DATA FOR THIS TASK
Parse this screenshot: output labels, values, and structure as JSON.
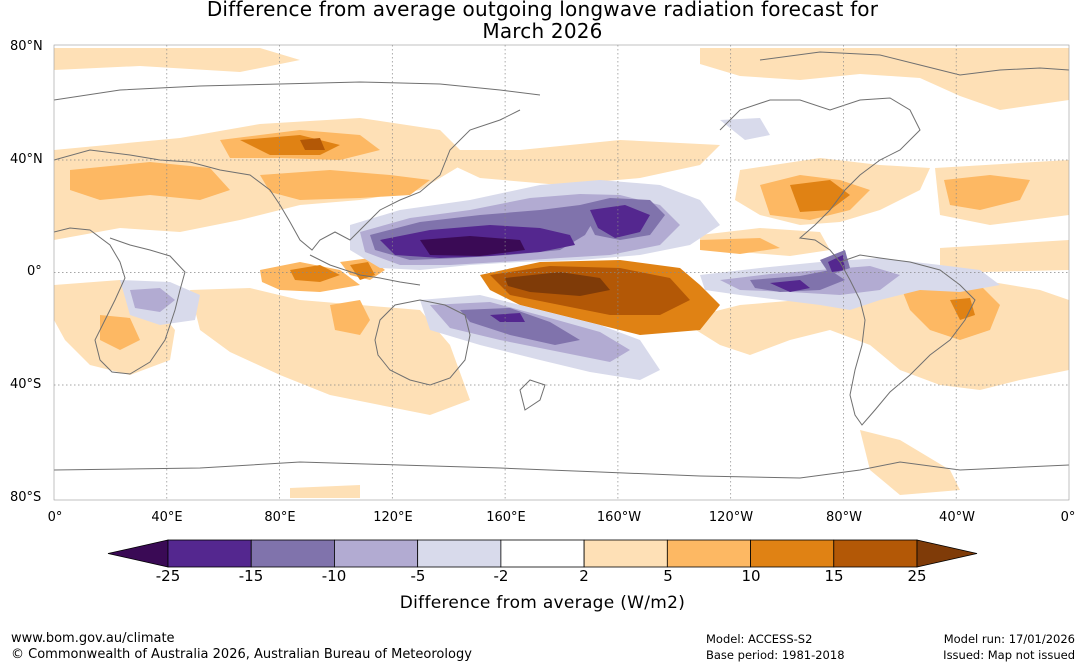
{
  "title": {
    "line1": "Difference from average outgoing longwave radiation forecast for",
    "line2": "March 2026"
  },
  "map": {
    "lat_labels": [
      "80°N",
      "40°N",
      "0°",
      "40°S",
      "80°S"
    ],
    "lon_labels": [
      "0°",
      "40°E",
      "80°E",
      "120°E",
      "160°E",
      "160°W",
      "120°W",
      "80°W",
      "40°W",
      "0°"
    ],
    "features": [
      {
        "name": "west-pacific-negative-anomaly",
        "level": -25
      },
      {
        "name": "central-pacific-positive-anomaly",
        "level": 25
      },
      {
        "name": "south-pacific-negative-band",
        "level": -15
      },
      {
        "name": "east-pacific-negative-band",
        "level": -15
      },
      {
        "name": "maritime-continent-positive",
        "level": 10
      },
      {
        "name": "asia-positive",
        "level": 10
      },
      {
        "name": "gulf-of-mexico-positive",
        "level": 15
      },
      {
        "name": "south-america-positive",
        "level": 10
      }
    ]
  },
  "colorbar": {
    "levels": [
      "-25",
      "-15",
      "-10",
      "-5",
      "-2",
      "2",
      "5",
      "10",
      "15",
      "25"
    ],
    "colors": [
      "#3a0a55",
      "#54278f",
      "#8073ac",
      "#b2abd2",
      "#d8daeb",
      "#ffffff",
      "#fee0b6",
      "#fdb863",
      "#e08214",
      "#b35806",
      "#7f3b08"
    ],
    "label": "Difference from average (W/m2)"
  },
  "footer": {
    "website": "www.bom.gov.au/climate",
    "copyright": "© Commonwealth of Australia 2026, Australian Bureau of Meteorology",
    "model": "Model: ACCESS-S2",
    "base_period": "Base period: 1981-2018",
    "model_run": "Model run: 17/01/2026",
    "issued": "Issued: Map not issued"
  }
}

EXERCISE DIRECTIONS
Reproduce the material above in full and without alteration, but skip all pictures.

EXERCISE RESULT
Parse this screenshot: output labels, values, and structure as JSON.
{
  "title": {
    "line1": "Difference from average outgoing longwave radiation forecast for",
    "line2": "March 2026"
  },
  "map": {
    "lat_labels": [
      "80°N",
      "40°N",
      "0°",
      "40°S",
      "80°S"
    ],
    "lon_labels": [
      "0°",
      "40°E",
      "80°E",
      "120°E",
      "160°E",
      "160°W",
      "120°W",
      "80°W",
      "40°W",
      "0°"
    ],
    "features": [
      {
        "name": "west-pacific-negative-anomaly",
        "level": -25
      },
      {
        "name": "central-pacific-positive-anomaly",
        "level": 25
      },
      {
        "name": "south-pacific-negative-band",
        "level": -15
      },
      {
        "name": "east-pacific-negative-band",
        "level": -15
      },
      {
        "name": "maritime-continent-positive",
        "level": 10
      },
      {
        "name": "asia-positive",
        "level": 10
      },
      {
        "name": "gulf-of-mexico-positive",
        "level": 15
      },
      {
        "name": "south-america-positive",
        "level": 10
      }
    ]
  },
  "colorbar": {
    "levels": [
      "-25",
      "-15",
      "-10",
      "-5",
      "-2",
      "2",
      "5",
      "10",
      "15",
      "25"
    ],
    "colors": [
      "#3a0a55",
      "#54278f",
      "#8073ac",
      "#b2abd2",
      "#d8daeb",
      "#ffffff",
      "#fee0b6",
      "#fdb863",
      "#e08214",
      "#b35806",
      "#7f3b08"
    ],
    "label": "Difference from average (W/m2)"
  },
  "footer": {
    "website": "www.bom.gov.au/climate",
    "copyright": "© Commonwealth of Australia 2026, Australian Bureau of Meteorology",
    "model": "Model: ACCESS-S2",
    "base_period": "Base period: 1981-2018",
    "model_run": "Model run: 17/01/2026",
    "issued": "Issued: Map not issued"
  }
}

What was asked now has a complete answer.